* **What you are asked to do**
Using the data below, copy each line that includes the word "this".
** start of Materials provided **
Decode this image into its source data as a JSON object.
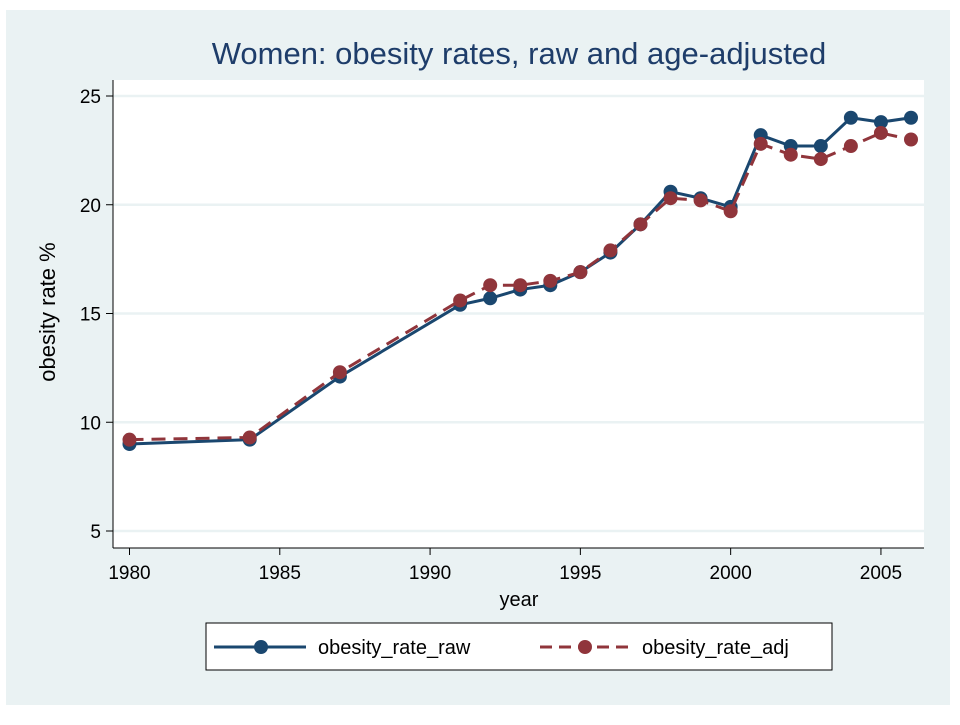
{
  "chart_data": {
    "type": "line",
    "title": "Women: obesity rates, raw and age-adjusted",
    "xlabel": "year",
    "ylabel": "obesity rate %",
    "xlim": [
      1980,
      2006
    ],
    "ylim": [
      5,
      25
    ],
    "xticks": [
      1980,
      1985,
      1990,
      1995,
      2000,
      2005
    ],
    "yticks": [
      5,
      10,
      15,
      20,
      25
    ],
    "xtick_labels": [
      "1980",
      "1985",
      "1990",
      "1995",
      "2000",
      "2005"
    ],
    "ytick_labels": [
      "5",
      "10",
      "15",
      "20",
      "25"
    ],
    "grid": "horizontal",
    "legend_position": "bottom",
    "colors": {
      "outer_background": "#eaf2f3",
      "plot_background": "#ffffff",
      "gridline": "#eaf2f3",
      "title": "#1e3d6a",
      "raw": "#1a476f",
      "adj": "#90353b"
    },
    "series": [
      {
        "name": "obesity_rate_raw",
        "style": "solid",
        "points": [
          [
            1980,
            9.0
          ],
          [
            1984,
            9.2
          ],
          [
            1987,
            12.1
          ],
          [
            1991,
            15.4
          ],
          [
            1992,
            15.7
          ],
          [
            1993,
            16.1
          ],
          [
            1994,
            16.3
          ],
          [
            1995,
            16.9
          ],
          [
            1996,
            17.8
          ],
          [
            1997,
            19.1
          ],
          [
            1998,
            20.6
          ],
          [
            1999,
            20.3
          ],
          [
            2000,
            19.9
          ],
          [
            2001,
            23.2
          ],
          [
            2002,
            22.7
          ],
          [
            2003,
            22.7
          ],
          [
            2004,
            24.0
          ],
          [
            2005,
            23.8
          ],
          [
            2006,
            24.0
          ]
        ]
      },
      {
        "name": "obesity_rate_adj",
        "style": "dashed",
        "points": [
          [
            1980,
            9.2
          ],
          [
            1984,
            9.3
          ],
          [
            1987,
            12.3
          ],
          [
            1991,
            15.6
          ],
          [
            1992,
            16.3
          ],
          [
            1993,
            16.3
          ],
          [
            1994,
            16.5
          ],
          [
            1995,
            16.9
          ],
          [
            1996,
            17.9
          ],
          [
            1997,
            19.1
          ],
          [
            1998,
            20.3
          ],
          [
            1999,
            20.2
          ],
          [
            2000,
            19.7
          ],
          [
            2001,
            22.8
          ],
          [
            2002,
            22.3
          ],
          [
            2003,
            22.1
          ],
          [
            2004,
            22.7
          ],
          [
            2005,
            23.3
          ],
          [
            2006,
            23.0
          ]
        ]
      }
    ]
  }
}
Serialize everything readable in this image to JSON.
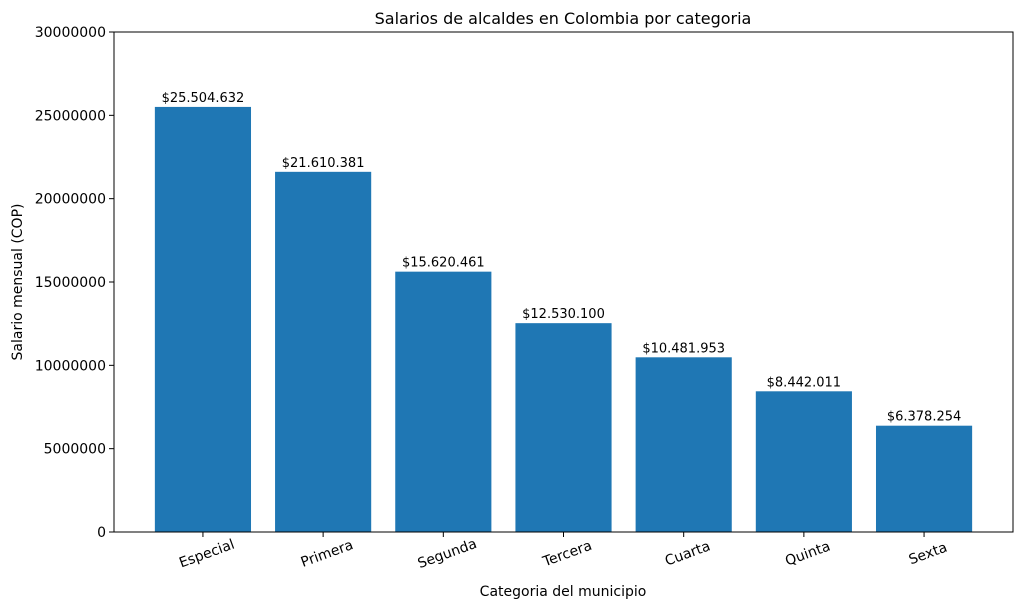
{
  "chart_data": {
    "type": "bar",
    "title": "Salarios de alcaldes en Colombia por categoria",
    "xlabel": "Categoria del municipio",
    "ylabel": "Salario mensual (COP)",
    "categories": [
      "Especial",
      "Primera",
      "Segunda",
      "Tercera",
      "Cuarta",
      "Quinta",
      "Sexta"
    ],
    "values": [
      25504632,
      21610381,
      15620461,
      12530100,
      10481953,
      8442011,
      6378254
    ],
    "data_labels": [
      "$25.504.632",
      "$21.610.381",
      "$15.620.461",
      "$12.530.100",
      "$10.481.953",
      "$8.442.011",
      "$6.378.254"
    ],
    "ylim": [
      0,
      30000000
    ],
    "yticks": [
      "0",
      "5000000",
      "10000000",
      "15000000",
      "20000000",
      "25000000",
      "30000000"
    ],
    "xtick_rotation_deg": 20,
    "grid": false,
    "bar_color": "#1f77b4"
  }
}
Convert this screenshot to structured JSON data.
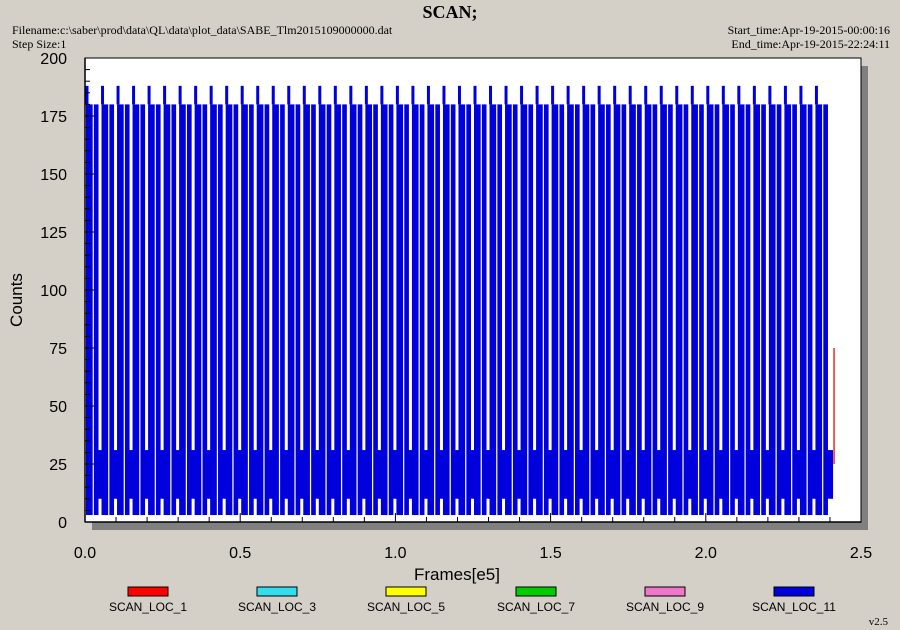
** end of Materials provided **
* **Complete output**
Decode this image into its source data as a JSON object.
Serialize everything readable in this image to JSON.
Convert this screenshot to structured JSON data.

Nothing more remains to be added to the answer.